TASK DETAILS ->
Please report every line from the material that contains the word "these".

Data records:
+-------+
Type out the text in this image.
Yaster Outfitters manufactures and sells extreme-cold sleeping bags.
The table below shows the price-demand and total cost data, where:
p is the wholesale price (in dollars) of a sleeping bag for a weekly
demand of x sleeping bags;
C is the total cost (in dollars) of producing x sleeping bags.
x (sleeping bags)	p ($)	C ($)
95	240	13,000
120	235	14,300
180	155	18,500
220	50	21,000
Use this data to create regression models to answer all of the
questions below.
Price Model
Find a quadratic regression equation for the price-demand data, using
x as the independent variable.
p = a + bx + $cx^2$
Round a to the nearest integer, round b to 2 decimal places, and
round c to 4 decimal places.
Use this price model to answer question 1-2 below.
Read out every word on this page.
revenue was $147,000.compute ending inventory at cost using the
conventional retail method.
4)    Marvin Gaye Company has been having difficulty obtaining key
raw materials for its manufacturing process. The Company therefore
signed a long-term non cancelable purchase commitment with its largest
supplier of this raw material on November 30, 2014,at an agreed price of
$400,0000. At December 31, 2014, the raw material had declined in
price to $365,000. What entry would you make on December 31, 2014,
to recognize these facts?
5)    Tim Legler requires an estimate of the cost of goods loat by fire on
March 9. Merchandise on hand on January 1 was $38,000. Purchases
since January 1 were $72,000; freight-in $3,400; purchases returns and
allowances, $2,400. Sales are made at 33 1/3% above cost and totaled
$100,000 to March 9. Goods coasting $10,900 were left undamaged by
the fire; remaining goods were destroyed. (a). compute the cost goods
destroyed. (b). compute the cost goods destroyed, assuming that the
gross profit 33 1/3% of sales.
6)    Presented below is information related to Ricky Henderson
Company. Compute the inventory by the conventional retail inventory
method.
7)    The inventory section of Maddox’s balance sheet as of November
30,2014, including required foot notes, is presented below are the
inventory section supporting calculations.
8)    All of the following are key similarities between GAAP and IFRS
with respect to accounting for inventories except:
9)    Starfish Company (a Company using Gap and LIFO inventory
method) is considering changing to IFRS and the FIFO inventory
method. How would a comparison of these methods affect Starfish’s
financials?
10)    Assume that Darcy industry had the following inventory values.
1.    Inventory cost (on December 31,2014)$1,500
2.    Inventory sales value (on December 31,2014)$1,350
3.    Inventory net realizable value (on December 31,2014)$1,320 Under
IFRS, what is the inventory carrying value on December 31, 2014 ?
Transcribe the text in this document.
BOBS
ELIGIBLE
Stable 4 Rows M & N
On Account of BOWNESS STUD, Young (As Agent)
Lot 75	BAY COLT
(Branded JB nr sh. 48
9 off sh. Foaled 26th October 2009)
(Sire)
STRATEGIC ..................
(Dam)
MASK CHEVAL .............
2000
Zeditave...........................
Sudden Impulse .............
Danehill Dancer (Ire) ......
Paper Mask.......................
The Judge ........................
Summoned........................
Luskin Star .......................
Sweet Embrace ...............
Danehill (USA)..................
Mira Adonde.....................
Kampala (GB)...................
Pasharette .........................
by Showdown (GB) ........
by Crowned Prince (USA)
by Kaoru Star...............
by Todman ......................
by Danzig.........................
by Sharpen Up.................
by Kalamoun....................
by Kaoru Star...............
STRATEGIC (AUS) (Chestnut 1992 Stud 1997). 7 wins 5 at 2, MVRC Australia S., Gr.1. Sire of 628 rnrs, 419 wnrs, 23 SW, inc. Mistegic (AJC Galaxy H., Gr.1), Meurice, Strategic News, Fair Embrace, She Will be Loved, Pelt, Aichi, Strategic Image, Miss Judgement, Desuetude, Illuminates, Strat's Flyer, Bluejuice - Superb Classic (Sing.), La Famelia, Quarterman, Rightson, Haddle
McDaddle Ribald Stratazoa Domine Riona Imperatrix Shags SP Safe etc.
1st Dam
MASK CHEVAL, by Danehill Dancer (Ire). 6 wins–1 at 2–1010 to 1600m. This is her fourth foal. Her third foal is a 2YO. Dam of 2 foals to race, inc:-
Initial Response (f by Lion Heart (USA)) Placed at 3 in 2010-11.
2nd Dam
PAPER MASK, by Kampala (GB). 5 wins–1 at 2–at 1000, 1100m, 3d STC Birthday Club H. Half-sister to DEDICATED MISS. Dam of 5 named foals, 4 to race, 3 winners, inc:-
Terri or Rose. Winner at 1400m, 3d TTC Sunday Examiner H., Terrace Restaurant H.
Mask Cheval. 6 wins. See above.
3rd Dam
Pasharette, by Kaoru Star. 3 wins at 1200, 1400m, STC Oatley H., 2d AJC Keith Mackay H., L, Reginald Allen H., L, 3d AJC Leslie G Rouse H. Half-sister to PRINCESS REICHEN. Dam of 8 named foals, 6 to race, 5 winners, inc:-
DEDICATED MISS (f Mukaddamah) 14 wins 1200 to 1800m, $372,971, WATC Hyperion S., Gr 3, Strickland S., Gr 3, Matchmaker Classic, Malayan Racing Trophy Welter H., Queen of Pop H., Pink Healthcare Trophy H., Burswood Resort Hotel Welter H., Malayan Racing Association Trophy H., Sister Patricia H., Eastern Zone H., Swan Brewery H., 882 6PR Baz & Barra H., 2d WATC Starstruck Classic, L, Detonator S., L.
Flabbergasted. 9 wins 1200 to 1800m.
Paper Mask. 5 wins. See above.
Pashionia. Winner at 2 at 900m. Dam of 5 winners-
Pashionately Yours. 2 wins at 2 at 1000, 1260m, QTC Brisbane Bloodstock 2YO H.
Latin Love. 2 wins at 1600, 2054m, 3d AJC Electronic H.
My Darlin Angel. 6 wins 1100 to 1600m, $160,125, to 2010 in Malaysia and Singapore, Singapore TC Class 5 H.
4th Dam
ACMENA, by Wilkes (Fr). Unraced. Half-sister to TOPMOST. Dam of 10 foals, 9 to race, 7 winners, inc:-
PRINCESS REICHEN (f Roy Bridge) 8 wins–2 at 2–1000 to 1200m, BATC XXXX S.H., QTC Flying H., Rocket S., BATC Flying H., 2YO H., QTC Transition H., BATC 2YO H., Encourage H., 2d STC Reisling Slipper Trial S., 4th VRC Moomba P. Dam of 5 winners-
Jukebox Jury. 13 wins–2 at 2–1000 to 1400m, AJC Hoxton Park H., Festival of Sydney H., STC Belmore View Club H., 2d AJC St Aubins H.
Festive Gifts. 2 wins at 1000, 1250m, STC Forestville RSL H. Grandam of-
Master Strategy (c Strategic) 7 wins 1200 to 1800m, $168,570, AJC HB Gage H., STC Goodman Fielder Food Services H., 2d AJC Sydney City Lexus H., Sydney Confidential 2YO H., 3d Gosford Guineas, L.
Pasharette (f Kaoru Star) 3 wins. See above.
+-------+
WRITTEN ANSWER ->
to recognize these facts?
method. How would a comparison of these methods affect Starfish’s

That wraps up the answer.